Textauszug:
--------
Das historische Spanien Philipps II. und der Zeit der Inquisition ist in jedem Bild, inspiriert von den großen Meisterwerken der bildenden Kunst jener Zeit, präsent. Ein Beispiel dafür, wie ein Bühnenbild ihre Funktion in der visuellen Kraft, Atmosphäre zu schaffen und nicht einen konkreten Handlungsort zu definieren, erfüllt, ist die große Szene im Escorial, mit dem monumentalen Fresken-Ausschnitt im Hintergrund. Es hat keine konkrete, sondern eine atmosphärische Funktion. In der Deutung der Schluß-Szene, die Verdi mit den Worten Karl V. offen läßt, geht Riber einen Schritt weiter: Don Carlos wird, ohne die Klausur zu erreichen, von bewaffneten München ermordet. Kein verklärender Schluß wie üblich, sondern die konsequent bis zum Ende durchdachte Tragödie, eine auf den ersten Blick verblüffende, aber im Grunde vertretbare und logische Interpretation.
--------
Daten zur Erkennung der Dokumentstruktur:

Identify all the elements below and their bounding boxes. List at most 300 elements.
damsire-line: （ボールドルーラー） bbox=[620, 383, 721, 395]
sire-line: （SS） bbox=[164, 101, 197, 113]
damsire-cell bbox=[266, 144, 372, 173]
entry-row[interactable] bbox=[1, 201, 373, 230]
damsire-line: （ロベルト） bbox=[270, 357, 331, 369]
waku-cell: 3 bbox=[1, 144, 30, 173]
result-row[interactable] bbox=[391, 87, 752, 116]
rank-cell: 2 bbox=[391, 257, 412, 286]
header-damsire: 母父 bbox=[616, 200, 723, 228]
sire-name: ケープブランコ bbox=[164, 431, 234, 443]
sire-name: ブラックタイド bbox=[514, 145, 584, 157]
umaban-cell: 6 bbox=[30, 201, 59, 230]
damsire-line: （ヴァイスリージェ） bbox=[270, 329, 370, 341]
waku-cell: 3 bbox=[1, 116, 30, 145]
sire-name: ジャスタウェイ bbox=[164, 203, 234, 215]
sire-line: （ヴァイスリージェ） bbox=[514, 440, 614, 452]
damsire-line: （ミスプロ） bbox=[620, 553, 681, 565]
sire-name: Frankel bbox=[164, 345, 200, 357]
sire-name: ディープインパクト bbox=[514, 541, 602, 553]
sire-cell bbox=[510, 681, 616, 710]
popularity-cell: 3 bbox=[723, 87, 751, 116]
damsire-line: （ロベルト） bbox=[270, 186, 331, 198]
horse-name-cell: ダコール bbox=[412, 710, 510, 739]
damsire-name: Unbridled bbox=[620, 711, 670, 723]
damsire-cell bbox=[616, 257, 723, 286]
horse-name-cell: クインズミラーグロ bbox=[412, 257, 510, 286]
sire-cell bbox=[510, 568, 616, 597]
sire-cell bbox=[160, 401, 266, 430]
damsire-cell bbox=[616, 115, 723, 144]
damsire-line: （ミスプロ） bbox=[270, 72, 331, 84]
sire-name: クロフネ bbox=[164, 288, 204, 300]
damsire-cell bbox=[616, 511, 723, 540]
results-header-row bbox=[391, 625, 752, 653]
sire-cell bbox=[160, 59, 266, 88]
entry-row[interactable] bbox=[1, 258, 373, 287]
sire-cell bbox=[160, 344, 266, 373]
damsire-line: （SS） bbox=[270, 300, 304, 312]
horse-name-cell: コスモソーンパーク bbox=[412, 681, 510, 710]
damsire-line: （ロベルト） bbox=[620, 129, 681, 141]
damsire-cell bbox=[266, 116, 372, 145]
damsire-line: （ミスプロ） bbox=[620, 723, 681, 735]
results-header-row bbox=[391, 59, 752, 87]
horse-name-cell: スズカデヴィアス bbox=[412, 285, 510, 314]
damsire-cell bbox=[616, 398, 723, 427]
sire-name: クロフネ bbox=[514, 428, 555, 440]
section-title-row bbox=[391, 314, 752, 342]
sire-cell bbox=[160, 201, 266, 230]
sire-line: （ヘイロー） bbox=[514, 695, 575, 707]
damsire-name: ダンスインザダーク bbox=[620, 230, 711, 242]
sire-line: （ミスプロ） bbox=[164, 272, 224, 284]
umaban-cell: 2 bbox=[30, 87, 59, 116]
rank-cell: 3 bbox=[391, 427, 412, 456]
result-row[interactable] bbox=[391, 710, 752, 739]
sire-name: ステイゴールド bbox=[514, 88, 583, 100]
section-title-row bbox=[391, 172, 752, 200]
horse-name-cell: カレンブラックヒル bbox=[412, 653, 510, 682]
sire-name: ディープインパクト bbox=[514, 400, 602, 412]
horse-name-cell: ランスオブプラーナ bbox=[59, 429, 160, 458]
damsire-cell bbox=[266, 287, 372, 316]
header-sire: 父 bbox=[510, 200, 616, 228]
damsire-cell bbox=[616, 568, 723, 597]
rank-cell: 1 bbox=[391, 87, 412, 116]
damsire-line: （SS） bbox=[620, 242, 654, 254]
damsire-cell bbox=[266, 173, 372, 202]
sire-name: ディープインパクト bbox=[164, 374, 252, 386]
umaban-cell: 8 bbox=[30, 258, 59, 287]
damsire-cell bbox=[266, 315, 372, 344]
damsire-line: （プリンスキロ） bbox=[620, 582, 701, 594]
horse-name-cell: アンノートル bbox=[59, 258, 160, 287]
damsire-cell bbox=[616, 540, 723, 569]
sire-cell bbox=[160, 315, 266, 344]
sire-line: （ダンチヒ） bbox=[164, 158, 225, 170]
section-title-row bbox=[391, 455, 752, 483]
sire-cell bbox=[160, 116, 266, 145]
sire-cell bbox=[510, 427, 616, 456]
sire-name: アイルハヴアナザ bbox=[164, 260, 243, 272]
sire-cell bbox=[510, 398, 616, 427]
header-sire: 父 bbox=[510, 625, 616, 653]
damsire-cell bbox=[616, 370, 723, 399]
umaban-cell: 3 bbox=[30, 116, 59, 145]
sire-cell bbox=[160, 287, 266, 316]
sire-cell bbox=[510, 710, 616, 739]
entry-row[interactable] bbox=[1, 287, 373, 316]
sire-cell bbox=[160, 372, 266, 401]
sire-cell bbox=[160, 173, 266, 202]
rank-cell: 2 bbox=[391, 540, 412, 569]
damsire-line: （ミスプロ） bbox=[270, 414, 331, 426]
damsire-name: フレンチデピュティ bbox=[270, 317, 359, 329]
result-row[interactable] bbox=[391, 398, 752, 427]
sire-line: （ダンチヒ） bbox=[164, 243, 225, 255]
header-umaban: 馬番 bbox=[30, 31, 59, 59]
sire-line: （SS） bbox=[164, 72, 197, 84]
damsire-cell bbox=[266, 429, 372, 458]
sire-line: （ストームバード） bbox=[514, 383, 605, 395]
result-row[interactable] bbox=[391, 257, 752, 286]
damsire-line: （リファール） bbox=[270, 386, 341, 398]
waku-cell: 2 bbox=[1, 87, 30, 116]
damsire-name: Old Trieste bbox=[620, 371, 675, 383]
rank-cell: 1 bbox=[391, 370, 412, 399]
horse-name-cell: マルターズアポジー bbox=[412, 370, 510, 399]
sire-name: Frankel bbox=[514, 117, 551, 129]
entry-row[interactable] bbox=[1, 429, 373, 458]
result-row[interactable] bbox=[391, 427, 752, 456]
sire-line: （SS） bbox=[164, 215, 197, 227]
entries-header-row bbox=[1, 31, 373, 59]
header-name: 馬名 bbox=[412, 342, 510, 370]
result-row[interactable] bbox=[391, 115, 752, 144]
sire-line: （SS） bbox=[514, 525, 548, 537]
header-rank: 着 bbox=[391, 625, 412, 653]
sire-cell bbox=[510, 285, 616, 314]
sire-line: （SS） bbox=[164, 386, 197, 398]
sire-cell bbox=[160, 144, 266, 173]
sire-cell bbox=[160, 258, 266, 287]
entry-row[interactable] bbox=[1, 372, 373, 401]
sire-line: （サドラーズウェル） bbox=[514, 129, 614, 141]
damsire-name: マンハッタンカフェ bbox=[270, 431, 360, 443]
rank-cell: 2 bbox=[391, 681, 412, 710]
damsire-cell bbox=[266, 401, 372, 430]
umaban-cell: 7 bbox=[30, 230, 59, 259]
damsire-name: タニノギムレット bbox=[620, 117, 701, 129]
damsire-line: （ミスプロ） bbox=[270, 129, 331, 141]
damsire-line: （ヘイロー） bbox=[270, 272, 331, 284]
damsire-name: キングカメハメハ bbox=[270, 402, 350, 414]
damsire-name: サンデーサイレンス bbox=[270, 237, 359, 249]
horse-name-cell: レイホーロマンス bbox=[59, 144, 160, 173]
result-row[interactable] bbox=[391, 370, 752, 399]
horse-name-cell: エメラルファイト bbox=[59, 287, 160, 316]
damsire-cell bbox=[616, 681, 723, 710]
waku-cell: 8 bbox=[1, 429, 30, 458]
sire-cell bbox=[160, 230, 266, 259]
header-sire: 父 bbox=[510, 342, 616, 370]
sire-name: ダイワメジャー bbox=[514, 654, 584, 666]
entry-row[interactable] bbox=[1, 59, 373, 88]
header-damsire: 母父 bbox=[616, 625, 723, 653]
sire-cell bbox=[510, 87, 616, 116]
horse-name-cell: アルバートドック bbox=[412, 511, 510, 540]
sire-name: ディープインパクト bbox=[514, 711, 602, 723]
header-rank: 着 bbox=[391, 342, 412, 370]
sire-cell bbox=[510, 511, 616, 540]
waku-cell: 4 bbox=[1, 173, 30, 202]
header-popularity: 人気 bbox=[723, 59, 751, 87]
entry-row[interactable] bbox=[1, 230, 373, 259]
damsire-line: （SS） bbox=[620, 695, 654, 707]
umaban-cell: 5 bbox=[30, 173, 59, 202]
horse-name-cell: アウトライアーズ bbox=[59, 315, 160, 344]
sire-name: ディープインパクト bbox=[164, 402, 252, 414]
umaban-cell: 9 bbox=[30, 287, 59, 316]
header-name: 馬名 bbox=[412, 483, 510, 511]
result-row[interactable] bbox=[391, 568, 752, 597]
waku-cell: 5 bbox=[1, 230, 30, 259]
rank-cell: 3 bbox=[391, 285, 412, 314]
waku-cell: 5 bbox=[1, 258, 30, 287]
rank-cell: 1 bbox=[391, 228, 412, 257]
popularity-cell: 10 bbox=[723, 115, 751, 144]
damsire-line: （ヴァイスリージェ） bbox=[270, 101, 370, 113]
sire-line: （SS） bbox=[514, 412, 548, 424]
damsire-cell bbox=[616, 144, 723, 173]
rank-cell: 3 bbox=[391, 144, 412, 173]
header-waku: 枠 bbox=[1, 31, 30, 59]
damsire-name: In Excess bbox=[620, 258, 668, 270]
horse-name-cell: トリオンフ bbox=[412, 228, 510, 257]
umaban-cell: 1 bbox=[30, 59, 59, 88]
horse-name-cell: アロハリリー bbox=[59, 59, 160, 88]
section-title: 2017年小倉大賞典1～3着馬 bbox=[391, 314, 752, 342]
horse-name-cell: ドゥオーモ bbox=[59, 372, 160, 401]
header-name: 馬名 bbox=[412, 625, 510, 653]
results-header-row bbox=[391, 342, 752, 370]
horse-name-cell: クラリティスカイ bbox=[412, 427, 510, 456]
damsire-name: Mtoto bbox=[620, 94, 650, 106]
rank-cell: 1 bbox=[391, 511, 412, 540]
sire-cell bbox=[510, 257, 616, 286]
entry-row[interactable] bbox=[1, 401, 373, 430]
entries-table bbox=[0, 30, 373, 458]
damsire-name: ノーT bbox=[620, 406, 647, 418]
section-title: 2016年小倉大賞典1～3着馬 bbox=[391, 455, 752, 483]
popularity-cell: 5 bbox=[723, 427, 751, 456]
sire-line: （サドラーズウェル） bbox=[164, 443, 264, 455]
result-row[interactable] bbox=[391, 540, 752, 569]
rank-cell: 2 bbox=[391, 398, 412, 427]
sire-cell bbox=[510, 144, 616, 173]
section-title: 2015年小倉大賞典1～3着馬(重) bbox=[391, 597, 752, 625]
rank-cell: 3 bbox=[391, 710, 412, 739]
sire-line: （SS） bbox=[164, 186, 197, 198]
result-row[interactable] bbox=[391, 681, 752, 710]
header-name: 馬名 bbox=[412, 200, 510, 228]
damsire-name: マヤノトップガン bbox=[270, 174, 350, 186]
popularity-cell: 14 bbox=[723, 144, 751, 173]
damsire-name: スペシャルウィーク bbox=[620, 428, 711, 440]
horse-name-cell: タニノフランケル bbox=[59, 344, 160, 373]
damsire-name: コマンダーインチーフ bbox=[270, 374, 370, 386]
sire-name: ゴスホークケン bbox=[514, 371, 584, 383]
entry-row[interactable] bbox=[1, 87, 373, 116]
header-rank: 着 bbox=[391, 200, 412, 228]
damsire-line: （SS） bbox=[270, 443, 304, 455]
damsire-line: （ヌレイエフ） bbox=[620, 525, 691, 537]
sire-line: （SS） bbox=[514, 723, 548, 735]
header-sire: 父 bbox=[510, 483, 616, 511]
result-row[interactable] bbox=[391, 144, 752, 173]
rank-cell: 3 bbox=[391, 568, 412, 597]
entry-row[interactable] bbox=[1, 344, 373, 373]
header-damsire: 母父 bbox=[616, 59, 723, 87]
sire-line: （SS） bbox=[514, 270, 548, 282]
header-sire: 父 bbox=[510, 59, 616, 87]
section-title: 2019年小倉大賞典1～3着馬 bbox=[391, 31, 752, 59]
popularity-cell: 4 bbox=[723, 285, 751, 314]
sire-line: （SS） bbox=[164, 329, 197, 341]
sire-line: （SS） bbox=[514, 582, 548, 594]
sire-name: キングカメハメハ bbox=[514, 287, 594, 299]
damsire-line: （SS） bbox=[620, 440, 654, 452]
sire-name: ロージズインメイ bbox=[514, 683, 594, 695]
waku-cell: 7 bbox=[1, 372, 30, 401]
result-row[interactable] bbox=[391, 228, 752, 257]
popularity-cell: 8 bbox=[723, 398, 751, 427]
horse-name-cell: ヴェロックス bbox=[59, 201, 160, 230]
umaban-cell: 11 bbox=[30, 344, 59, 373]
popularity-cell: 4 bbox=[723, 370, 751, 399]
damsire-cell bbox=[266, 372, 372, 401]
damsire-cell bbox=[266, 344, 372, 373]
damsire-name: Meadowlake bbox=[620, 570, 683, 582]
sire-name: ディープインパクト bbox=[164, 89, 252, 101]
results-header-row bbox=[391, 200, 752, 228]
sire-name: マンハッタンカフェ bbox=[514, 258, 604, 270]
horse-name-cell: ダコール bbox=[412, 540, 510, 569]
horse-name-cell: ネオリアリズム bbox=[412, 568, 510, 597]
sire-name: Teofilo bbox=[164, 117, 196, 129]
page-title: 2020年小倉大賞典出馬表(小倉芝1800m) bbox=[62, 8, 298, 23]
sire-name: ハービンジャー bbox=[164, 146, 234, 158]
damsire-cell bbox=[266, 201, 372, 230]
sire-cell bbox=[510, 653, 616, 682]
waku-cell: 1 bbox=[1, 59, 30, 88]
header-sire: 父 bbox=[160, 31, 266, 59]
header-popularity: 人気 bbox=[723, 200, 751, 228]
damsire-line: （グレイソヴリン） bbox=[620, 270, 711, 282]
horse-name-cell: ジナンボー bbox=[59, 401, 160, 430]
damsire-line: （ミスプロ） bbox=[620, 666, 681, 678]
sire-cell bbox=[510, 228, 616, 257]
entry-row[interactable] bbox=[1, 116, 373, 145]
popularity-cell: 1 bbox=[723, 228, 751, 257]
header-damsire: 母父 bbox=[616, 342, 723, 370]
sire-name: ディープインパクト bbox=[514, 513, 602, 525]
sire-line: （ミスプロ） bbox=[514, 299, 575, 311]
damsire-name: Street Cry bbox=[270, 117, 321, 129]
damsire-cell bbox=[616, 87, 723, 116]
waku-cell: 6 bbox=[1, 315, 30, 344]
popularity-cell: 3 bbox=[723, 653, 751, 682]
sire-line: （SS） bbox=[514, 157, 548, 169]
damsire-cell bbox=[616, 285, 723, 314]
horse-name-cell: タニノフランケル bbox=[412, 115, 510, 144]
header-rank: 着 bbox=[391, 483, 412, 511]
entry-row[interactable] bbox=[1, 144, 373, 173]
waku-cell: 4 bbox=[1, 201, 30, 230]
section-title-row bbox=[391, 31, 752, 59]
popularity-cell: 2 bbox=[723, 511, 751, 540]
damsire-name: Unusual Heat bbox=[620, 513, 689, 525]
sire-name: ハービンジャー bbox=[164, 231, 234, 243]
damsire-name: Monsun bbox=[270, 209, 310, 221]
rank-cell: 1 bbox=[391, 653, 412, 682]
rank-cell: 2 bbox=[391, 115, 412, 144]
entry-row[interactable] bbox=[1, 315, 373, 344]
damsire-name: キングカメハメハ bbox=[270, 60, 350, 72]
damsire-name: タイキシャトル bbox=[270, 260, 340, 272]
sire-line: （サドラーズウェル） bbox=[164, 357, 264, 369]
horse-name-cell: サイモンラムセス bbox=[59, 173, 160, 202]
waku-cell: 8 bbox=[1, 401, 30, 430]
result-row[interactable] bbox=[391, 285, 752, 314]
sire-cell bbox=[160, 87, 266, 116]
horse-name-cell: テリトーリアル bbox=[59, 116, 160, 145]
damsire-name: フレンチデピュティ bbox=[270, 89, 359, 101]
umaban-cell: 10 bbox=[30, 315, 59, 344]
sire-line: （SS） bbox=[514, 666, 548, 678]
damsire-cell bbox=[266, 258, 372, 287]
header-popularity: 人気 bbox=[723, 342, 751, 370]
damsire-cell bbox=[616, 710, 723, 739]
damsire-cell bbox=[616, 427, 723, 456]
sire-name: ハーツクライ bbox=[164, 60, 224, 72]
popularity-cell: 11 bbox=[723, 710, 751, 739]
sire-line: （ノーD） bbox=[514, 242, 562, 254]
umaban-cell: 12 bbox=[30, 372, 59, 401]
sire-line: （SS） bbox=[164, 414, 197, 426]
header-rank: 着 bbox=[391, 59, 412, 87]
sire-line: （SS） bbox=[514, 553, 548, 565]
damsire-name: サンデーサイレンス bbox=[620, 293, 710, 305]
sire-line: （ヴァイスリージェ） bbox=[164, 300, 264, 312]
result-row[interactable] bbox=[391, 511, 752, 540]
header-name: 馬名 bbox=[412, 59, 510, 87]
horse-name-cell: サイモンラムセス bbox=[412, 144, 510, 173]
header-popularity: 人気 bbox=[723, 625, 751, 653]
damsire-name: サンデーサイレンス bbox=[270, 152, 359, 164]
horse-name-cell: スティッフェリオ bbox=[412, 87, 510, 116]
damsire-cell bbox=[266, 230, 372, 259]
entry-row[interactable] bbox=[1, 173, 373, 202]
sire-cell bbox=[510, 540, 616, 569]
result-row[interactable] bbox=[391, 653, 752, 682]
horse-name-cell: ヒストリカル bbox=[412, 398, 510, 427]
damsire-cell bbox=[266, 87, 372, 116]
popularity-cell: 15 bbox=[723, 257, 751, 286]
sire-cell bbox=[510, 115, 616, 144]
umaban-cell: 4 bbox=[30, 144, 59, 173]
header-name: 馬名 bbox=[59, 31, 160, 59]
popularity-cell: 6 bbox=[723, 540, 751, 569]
--------
Wiederhole aus dem Textauszug über Verdis Don Carlos wortgetreu die Passage zwischen „Das historische Spanien“ und „und logische Interpretation.“, beide Stellen eingeschlossen.

Lösung:
Das historische Spanien Philipps II. und der Zeit der Inquisition ist in jedem Bild, inspiriert von den großen Meisterwerken der bildenden Kunst jener Zeit, präsent. Ein Beispiel dafür, wie ein Bühnenbild ihre Funktion in der visuellen Kraft, Atmosphäre zu schaffen und nicht einen konkreten Handlungsort zu definieren, erfüllt, ist die große Szene im Escorial, mit dem monumentalen Fresken-Ausschnitt im Hintergrund. Es hat keine konkrete, sondern eine atmosphärische Funktion. In der Deutung der Schluß-Szene, die Verdi mit den Worten Karl V. offen läßt, geht Riber einen Schritt weiter: Don Carlos wird, ohne die Klausur zu erreichen, von bewaffneten München ermordet. Kein verklärender Schluß wie üblich, sondern die konsequent bis zum Ende durchdachte Tragödie, eine auf den ersten Blick verblüffende, aber im Grunde vertretbare und logische Interpretation.